→ **JOB**
Reproduce each line bearing the word "content".

(Data items)
════════════════════
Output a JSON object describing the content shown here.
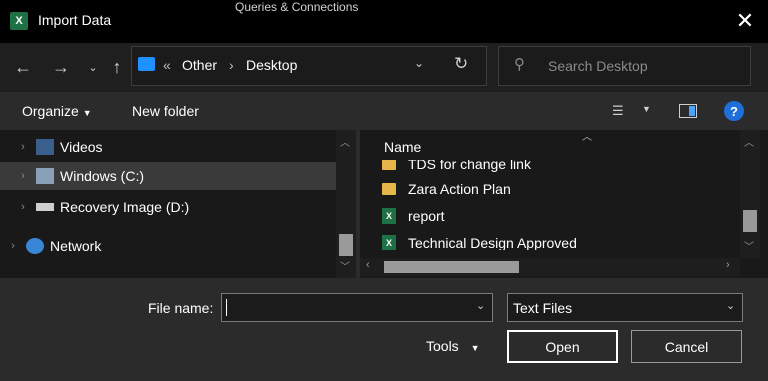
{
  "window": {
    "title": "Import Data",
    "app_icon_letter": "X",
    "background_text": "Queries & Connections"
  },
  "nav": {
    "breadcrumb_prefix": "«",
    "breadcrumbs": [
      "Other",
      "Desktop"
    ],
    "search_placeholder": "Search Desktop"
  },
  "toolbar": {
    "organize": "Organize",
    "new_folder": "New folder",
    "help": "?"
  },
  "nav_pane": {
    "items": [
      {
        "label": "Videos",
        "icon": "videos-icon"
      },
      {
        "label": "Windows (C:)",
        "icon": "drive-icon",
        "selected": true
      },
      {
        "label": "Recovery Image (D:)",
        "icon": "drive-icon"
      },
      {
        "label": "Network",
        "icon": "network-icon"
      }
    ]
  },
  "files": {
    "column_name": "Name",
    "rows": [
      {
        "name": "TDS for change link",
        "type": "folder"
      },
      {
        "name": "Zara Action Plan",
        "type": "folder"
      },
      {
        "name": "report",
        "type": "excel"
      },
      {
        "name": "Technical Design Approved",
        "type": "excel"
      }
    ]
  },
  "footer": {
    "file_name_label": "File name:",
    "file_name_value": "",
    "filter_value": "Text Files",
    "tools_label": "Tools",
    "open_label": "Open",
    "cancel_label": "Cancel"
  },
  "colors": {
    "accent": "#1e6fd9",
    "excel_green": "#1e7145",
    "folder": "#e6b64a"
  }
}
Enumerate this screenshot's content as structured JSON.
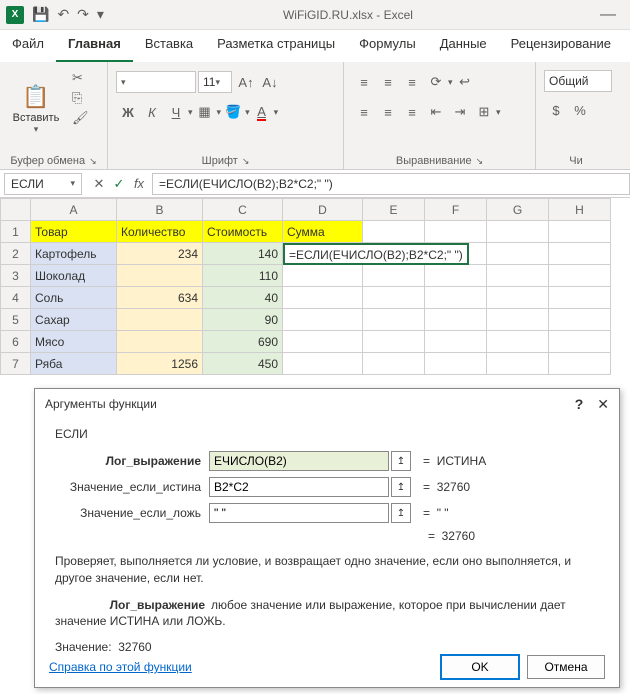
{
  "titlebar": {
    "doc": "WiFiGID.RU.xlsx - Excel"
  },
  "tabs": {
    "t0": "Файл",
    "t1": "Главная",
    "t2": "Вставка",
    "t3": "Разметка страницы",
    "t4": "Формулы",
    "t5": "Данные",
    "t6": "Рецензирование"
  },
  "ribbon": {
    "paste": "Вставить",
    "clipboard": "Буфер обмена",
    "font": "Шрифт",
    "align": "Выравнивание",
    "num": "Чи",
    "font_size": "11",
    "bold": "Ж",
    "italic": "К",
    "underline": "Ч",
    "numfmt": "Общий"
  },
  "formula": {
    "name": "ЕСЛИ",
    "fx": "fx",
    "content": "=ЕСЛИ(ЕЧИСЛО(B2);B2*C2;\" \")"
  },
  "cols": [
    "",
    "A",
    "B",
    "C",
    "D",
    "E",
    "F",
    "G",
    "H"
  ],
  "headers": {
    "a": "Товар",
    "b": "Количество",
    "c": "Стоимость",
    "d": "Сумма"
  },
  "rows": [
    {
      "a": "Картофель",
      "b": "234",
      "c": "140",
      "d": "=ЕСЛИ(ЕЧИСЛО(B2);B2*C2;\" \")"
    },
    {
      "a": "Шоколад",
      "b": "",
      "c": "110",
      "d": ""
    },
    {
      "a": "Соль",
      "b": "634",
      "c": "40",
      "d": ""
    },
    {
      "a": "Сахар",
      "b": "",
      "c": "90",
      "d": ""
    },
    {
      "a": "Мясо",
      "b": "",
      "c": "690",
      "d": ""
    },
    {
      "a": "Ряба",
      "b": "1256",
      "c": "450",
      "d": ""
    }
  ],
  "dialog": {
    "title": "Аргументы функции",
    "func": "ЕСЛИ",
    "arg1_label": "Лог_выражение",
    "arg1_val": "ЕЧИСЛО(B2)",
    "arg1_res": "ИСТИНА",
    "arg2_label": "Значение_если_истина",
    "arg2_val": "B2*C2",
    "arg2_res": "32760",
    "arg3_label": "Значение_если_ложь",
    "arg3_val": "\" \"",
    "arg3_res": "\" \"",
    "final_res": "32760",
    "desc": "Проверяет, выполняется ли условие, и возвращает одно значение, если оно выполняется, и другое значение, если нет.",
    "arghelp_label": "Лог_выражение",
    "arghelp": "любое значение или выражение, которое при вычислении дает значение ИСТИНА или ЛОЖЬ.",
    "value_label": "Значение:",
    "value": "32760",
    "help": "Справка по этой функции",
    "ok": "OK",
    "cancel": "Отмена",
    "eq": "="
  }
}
════════════════════
→ **EXPECTED ANSWER**
Output a JSON object describing the content shown here.
Enumerate this screenshot's content as structured JSON.
    "content": "=ЕСЛИ(ЕЧИСЛО(B2);B2*C2;\" \")"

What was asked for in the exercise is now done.